DATASET ENTRIES
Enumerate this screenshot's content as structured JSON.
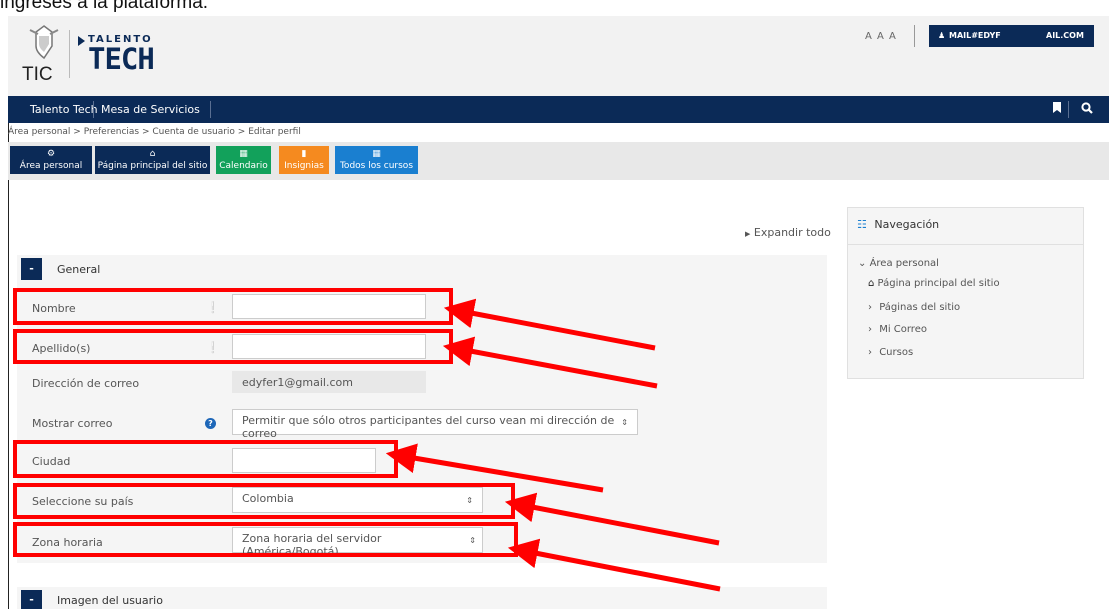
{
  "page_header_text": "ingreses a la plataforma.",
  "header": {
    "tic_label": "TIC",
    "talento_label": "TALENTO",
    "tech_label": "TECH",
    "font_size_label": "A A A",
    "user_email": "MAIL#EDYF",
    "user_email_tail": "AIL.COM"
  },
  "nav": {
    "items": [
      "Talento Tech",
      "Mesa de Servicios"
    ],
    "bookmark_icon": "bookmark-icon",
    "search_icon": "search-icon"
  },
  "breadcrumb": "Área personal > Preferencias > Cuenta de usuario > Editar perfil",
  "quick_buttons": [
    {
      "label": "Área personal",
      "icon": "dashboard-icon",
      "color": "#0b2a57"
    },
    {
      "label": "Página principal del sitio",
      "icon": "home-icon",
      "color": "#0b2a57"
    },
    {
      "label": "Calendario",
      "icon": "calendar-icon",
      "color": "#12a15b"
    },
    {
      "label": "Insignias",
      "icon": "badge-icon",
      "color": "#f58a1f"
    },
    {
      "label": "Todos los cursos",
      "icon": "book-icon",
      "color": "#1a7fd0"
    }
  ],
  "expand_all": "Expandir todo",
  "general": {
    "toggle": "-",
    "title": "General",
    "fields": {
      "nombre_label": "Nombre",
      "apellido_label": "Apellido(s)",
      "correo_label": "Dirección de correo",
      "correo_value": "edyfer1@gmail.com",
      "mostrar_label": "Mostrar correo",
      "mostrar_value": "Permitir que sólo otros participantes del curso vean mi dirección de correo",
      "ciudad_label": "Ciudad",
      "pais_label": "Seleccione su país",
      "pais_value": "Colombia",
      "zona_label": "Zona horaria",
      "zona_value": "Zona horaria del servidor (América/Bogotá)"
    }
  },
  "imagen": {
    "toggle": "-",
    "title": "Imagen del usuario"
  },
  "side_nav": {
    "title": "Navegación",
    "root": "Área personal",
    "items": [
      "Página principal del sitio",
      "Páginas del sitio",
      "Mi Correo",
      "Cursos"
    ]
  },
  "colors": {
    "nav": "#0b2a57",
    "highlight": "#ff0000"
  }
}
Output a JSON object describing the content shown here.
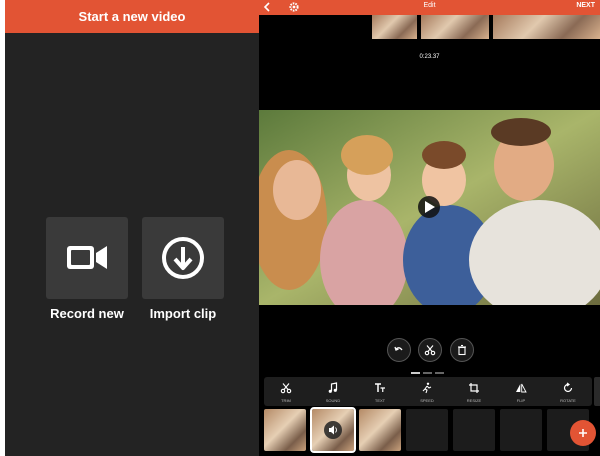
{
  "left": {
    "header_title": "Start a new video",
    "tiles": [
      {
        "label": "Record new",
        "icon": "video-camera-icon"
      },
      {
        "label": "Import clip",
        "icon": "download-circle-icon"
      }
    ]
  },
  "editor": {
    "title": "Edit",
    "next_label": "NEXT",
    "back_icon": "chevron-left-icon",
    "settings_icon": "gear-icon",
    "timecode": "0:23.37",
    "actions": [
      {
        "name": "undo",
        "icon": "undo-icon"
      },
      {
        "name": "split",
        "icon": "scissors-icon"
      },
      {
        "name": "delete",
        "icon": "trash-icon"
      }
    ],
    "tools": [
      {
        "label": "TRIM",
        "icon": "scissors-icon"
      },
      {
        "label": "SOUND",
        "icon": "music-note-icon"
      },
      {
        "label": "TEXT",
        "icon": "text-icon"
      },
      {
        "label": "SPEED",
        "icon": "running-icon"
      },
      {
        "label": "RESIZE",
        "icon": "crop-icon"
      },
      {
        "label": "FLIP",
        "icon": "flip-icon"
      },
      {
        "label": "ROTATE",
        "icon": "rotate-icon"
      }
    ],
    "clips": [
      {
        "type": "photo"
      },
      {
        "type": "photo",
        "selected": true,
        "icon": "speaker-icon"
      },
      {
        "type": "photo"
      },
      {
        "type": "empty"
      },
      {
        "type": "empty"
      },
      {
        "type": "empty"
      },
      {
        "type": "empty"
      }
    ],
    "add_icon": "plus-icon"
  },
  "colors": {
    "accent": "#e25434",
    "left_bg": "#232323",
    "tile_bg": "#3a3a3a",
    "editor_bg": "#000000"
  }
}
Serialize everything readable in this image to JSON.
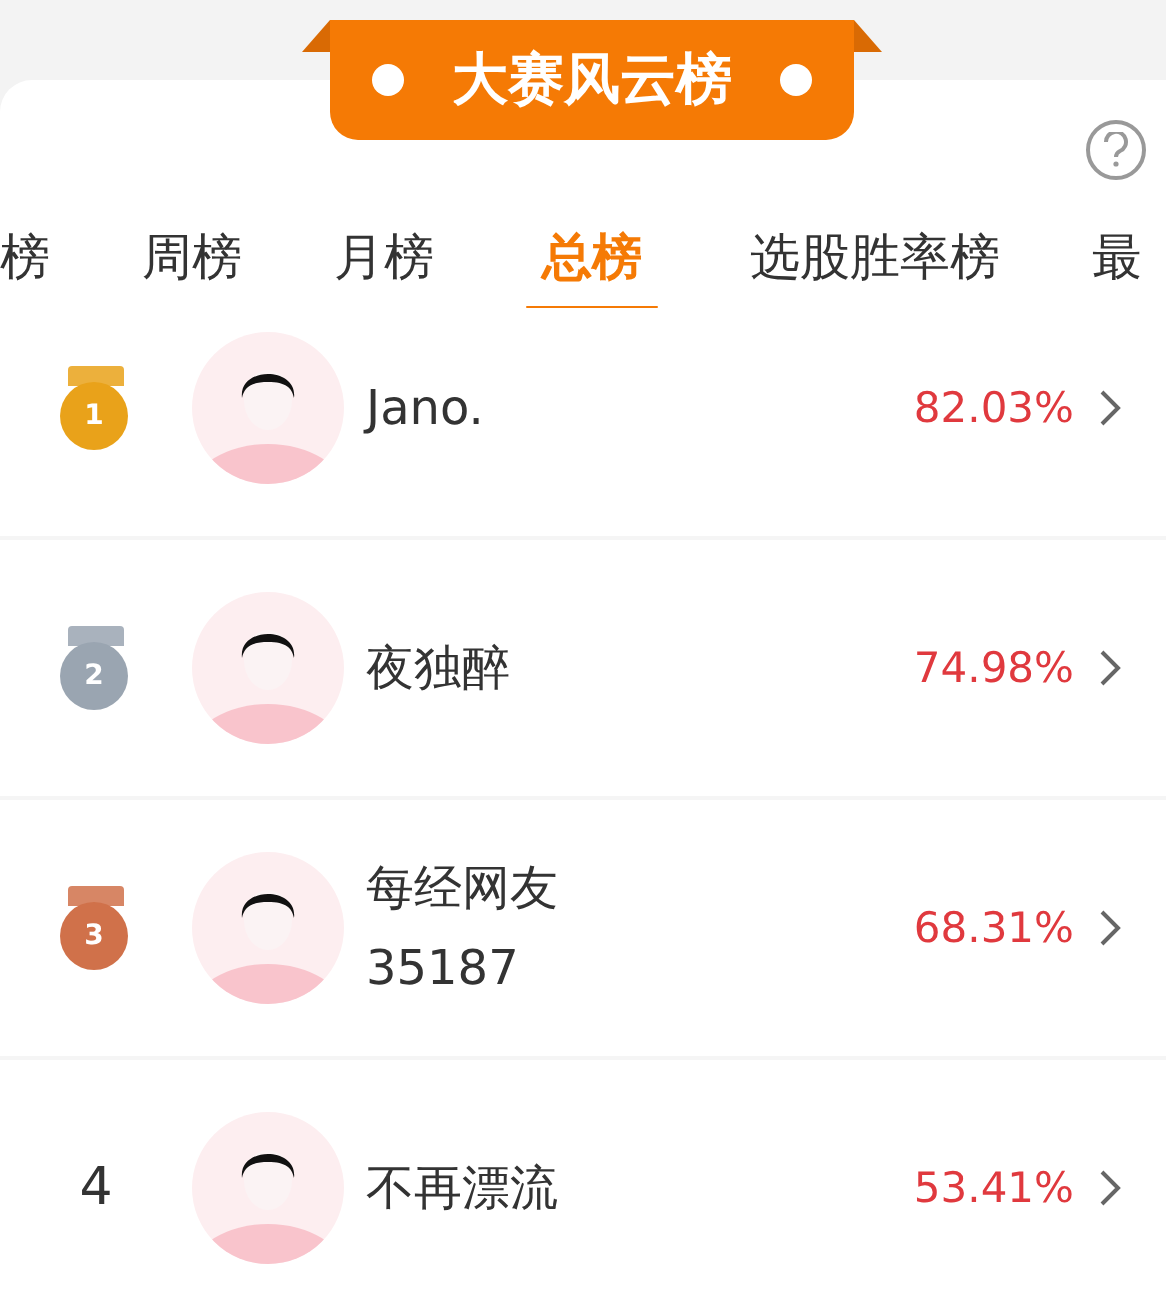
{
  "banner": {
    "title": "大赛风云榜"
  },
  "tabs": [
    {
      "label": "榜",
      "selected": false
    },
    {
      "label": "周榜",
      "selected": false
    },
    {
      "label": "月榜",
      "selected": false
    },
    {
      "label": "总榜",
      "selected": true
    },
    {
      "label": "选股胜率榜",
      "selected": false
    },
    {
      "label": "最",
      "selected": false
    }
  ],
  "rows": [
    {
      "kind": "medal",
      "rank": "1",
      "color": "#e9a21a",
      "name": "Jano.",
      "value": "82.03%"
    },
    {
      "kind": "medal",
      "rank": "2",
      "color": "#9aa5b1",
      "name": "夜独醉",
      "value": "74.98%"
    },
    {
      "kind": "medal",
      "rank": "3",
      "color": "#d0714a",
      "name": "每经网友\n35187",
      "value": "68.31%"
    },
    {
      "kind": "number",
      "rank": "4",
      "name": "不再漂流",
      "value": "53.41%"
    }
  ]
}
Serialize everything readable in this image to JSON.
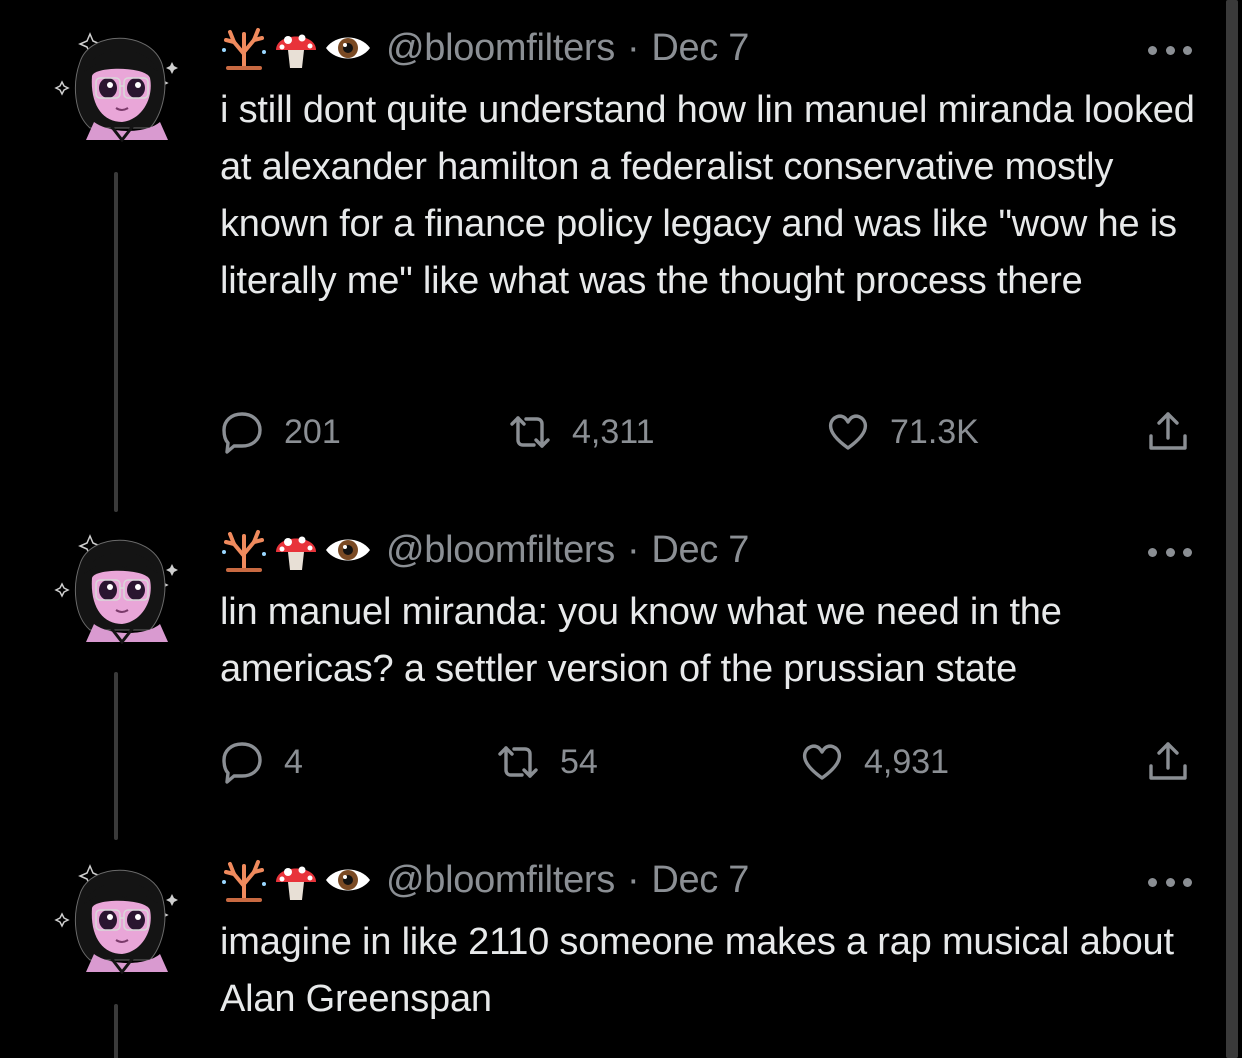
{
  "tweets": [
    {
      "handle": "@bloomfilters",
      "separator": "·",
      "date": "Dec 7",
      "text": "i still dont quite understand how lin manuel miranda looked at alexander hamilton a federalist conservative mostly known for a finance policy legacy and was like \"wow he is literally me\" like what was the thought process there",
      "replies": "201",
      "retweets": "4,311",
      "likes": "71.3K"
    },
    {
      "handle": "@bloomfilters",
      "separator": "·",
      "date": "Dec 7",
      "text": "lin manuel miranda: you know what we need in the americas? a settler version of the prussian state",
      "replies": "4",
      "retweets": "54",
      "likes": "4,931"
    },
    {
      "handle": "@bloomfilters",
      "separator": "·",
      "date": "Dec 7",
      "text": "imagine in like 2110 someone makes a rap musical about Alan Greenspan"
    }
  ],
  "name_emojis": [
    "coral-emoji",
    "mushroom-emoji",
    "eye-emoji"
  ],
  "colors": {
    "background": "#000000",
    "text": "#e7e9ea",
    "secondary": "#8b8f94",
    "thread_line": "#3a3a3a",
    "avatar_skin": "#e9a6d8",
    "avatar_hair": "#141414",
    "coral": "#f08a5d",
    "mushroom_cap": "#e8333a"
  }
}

GIVEN PROBLEM
Skip the images and write out the rest of the listing exactly.

ANSWER TO THE TASK
Enumerate this screenshot's content as structured JSON.
{
  "page_header_text": "ingreses a la plataforma.",
  "header": {
    "tic_label": "TIC",
    "talento_label": "TALENTO",
    "tech_label": "TECH",
    "font_size_label": "A A A",
    "user_email": "MAIL#EDYF",
    "user_email_tail": "AIL.COM"
  },
  "nav": {
    "items": [
      "Talento Tech",
      "Mesa de Servicios"
    ],
    "bookmark_icon": "bookmark-icon",
    "search_icon": "search-icon"
  },
  "breadcrumb": "Área personal > Preferencias > Cuenta de usuario > Editar perfil",
  "quick_buttons": [
    {
      "label": "Área personal",
      "icon": "dashboard-icon",
      "color": "#0b2a57"
    },
    {
      "label": "Página principal del sitio",
      "icon": "home-icon",
      "color": "#0b2a57"
    },
    {
      "label": "Calendario",
      "icon": "calendar-icon",
      "color": "#12a15b"
    },
    {
      "label": "Insignias",
      "icon": "badge-icon",
      "color": "#f58a1f"
    },
    {
      "label": "Todos los cursos",
      "icon": "book-icon",
      "color": "#1a7fd0"
    }
  ],
  "expand_all": "Expandir todo",
  "general": {
    "toggle": "-",
    "title": "General",
    "fields": {
      "nombre_label": "Nombre",
      "apellido_label": "Apellido(s)",
      "correo_label": "Dirección de correo",
      "correo_value": "edyfer1@gmail.com",
      "mostrar_label": "Mostrar correo",
      "mostrar_value": "Permitir que sólo otros participantes del curso vean mi dirección de correo",
      "ciudad_label": "Ciudad",
      "pais_label": "Seleccione su país",
      "pais_value": "Colombia",
      "zona_label": "Zona horaria",
      "zona_value": "Zona horaria del servidor (América/Bogotá)"
    }
  },
  "imagen": {
    "toggle": "-",
    "title": "Imagen del usuario"
  },
  "side_nav": {
    "title": "Navegación",
    "root": "Área personal",
    "items": [
      "Página principal del sitio",
      "Páginas del sitio",
      "Mi Correo",
      "Cursos"
    ]
  },
  "colors": {
    "nav": "#0b2a57",
    "highlight": "#ff0000"
  }
}
Output a JSON object describing the content shown here.
{
  "left": {
    "header_title": "Start a new video",
    "tiles": [
      {
        "label": "Record new",
        "icon": "video-camera-icon"
      },
      {
        "label": "Import clip",
        "icon": "download-circle-icon"
      }
    ]
  },
  "editor": {
    "title": "Edit",
    "next_label": "NEXT",
    "back_icon": "chevron-left-icon",
    "settings_icon": "gear-icon",
    "timecode": "0:23.37",
    "actions": [
      {
        "name": "undo",
        "icon": "undo-icon"
      },
      {
        "name": "split",
        "icon": "scissors-icon"
      },
      {
        "name": "delete",
        "icon": "trash-icon"
      }
    ],
    "tools": [
      {
        "label": "TRIM",
        "icon": "scissors-icon"
      },
      {
        "label": "SOUND",
        "icon": "music-note-icon"
      },
      {
        "label": "TEXT",
        "icon": "text-icon"
      },
      {
        "label": "SPEED",
        "icon": "running-icon"
      },
      {
        "label": "RESIZE",
        "icon": "crop-icon"
      },
      {
        "label": "FLIP",
        "icon": "flip-icon"
      },
      {
        "label": "ROTATE",
        "icon": "rotate-icon"
      }
    ],
    "clips": [
      {
        "type": "photo"
      },
      {
        "type": "photo",
        "selected": true,
        "icon": "speaker-icon"
      },
      {
        "type": "photo"
      },
      {
        "type": "empty"
      },
      {
        "type": "empty"
      },
      {
        "type": "empty"
      },
      {
        "type": "empty"
      }
    ],
    "add_icon": "plus-icon"
  },
  "colors": {
    "accent": "#e25434",
    "left_bg": "#232323",
    "tile_bg": "#3a3a3a",
    "editor_bg": "#000000"
  }
}
Serialize everything readable in this image to JSON.
{
  "banner": {
    "title": "大赛风云榜"
  },
  "tabs": [
    {
      "label": "榜",
      "selected": false
    },
    {
      "label": "周榜",
      "selected": false
    },
    {
      "label": "月榜",
      "selected": false
    },
    {
      "label": "总榜",
      "selected": true
    },
    {
      "label": "选股胜率榜",
      "selected": false
    },
    {
      "label": "最",
      "selected": false
    }
  ],
  "rows": [
    {
      "kind": "medal",
      "rank": "1",
      "color": "#e9a21a",
      "name": "Jano.",
      "value": "82.03%"
    },
    {
      "kind": "medal",
      "rank": "2",
      "color": "#9aa5b1",
      "name": "夜独醉",
      "value": "74.98%"
    },
    {
      "kind": "medal",
      "rank": "3",
      "color": "#d0714a",
      "name": "每经网友\n35187",
      "value": "68.31%"
    },
    {
      "kind": "number",
      "rank": "4",
      "name": "不再漂流",
      "value": "53.41%"
    }
  ]
}
Serialize everything readable in this image to JSON.
{
  "tweets": [
    {
      "handle": "@bloomfilters",
      "separator": "·",
      "date": "Dec 7",
      "text": "i still dont quite understand how lin manuel miranda looked at alexander hamilton a federalist conservative mostly known for a finance policy legacy and was like \"wow he is literally me\" like what was the thought process there",
      "replies": "201",
      "retweets": "4,311",
      "likes": "71.3K"
    },
    {
      "handle": "@bloomfilters",
      "separator": "·",
      "date": "Dec 7",
      "text": "lin manuel miranda: you know what we need in the americas? a settler version of the prussian state",
      "replies": "4",
      "retweets": "54",
      "likes": "4,931"
    },
    {
      "handle": "@bloomfilters",
      "separator": "·",
      "date": "Dec 7",
      "text": "imagine in like 2110 someone makes a rap musical about Alan Greenspan"
    }
  ],
  "name_emojis": [
    "coral-emoji",
    "mushroom-emoji",
    "eye-emoji"
  ],
  "colors": {
    "background": "#000000",
    "text": "#e7e9ea",
    "secondary": "#8b8f94",
    "thread_line": "#3a3a3a",
    "avatar_skin": "#e9a6d8",
    "avatar_hair": "#141414",
    "coral": "#f08a5d",
    "mushroom_cap": "#e8333a"
  }
}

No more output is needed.